[START OF Dataset records]

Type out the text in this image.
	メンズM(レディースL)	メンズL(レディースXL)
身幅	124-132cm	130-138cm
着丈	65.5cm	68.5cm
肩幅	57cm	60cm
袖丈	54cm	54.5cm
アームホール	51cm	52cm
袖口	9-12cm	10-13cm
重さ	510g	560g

[END OF Dataset records]

Problem details: Extract the complete set of records unchanged.

Correct result:
Type out the text in this image.
	メンズM(レディースL)	メンズL(レディースXL)
身幅	124-132cm	130-138cm
着丈	65.5cm	68.5cm
肩幅	57cm	60cm
袖丈	54cm	54.5cm
アームホール	51cm	52cm
袖口	9-12cm	10-13cm
重さ	510g	560g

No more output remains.